• _Work instructions_
Please lay out every line of the entries below as a Markdown table with the columns Row and Line, numbering the rows and skipping blank lines. Leave the pictures out.

=== Extracted entries ===

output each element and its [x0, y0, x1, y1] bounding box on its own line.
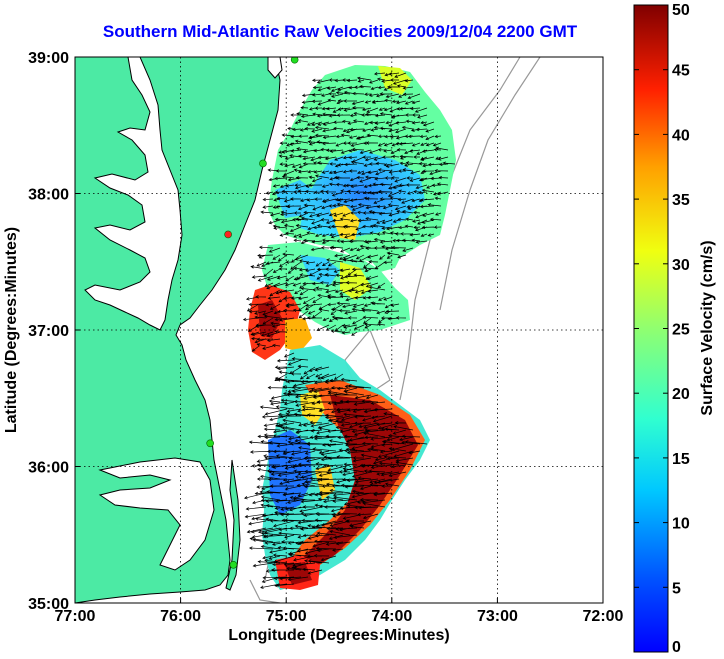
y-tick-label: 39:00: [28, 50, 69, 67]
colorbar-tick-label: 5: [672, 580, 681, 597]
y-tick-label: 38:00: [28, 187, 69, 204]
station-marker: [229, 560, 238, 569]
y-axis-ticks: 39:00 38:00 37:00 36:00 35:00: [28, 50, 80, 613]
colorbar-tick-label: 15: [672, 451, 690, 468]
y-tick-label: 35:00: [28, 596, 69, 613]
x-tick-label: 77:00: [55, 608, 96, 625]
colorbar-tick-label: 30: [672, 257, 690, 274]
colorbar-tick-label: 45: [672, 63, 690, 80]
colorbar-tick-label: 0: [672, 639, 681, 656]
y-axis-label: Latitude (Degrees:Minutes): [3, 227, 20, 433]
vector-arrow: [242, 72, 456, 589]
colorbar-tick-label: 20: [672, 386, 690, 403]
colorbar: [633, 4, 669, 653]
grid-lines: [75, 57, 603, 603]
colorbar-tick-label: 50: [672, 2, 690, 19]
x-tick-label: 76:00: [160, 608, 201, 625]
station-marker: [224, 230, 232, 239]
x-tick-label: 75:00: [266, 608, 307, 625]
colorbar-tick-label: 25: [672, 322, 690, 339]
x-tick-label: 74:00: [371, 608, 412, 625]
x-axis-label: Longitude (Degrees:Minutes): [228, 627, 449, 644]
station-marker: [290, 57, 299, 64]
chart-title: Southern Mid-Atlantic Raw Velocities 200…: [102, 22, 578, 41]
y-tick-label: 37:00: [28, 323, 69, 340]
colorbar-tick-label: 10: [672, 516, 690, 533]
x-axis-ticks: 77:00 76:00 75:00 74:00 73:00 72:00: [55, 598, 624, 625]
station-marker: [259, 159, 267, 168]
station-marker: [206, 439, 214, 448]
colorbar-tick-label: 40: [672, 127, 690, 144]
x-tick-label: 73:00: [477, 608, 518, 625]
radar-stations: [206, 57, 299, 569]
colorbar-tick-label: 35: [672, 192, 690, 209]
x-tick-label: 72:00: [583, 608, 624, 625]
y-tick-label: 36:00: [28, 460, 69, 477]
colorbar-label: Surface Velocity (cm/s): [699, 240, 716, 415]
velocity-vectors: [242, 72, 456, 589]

===

• _Correct output_
| Row | Line |
|---|---|
| 1 | output each element and its [x0, y0, x1, y1] bounding box on its own line. |
| 2 | y-tick-label: 39:00: [28, 50, 69, 67] |
| 3 | colorbar-tick-label: 5: [672, 580, 681, 597] |
| 4 | y-tick-label: 38:00: [28, 187, 69, 204] |
| 5 | station-marker: [229, 560, 238, 569] |
| 6 | y-axis-ticks: 39:00 38:00 37:00 36:00 35:00: [28, 50, 80, 613] |
| 7 | colorbar-tick-label: 15: [672, 451, 690, 468] |
| 8 | y-tick-label: 35:00: [28, 596, 69, 613] |
| 9 | x-tick-label: 77:00: [55, 608, 96, 625] |
| 10 | colorbar-tick-label: 30: [672, 257, 690, 274] |
| 11 | colorbar-tick-label: 45: [672, 63, 690, 80] |
| 12 | colorbar-tick-label: 0: [672, 639, 681, 656] |
| 13 | y-axis-label: Latitude (Degrees:Minutes): [3, 227, 20, 433] |
| 14 | vector-arrow: [242, 72, 456, 589] |
| 15 | colorbar-tick-label: 20: [672, 386, 690, 403] |
| 16 | colorbar: [633, 4, 669, 653] |
| 17 | grid-lines: [75, 57, 603, 603] |
| 18 | colorbar-tick-label: 50: [672, 2, 690, 19] |
| 19 | x-tick-label: 76:00: [160, 608, 201, 625] |
| 20 | station-marker: [224, 230, 232, 239] |
| 21 | x-tick-label: 75:00: [266, 608, 307, 625] |
| 22 | colorbar-tick-label: 25: [672, 322, 690, 339] |
| 23 | x-tick-label: 74:00: [371, 608, 412, 625] |
| 24 | x-axis-label: Longitude (Degrees:Minutes): [228, 627, 449, 644] |
| 25 | station-marker: [290, 57, 299, 64] |
| 26 | chart-title: Southern Mid-Atlantic Raw Velocities 200…: [102, 22, 578, 41] |
| 27 | y-tick-label: 37:00: [28, 323, 69, 340] |
| 28 | colorbar-tick-label: 10: [672, 516, 690, 533] |
| 29 | x-axis-ticks: 77:00 76:00 75:00 74:00 73:00 72:00: [55, 598, 624, 625] |
| 30 | station-marker: [259, 159, 267, 168] |
| 31 | station-marker: [206, 439, 214, 448] |
| 32 | colorbar-tick-label: 40: [672, 127, 690, 144] |
| 33 | x-tick-label: 73:00: [477, 608, 518, 625] |
| 34 | radar-stations: [206, 57, 299, 569] |
| 35 | colorbar-tick-label: 35: [672, 192, 690, 209] |
| 36 | x-tick-label: 72:00: [583, 608, 624, 625] |
| 37 | y-tick-label: 36:00: [28, 460, 69, 477] |
| 38 | colorbar-label: Surface Velocity (cm/s): [699, 240, 716, 415] |
| 39 | velocity-vectors: [242, 72, 456, 589] |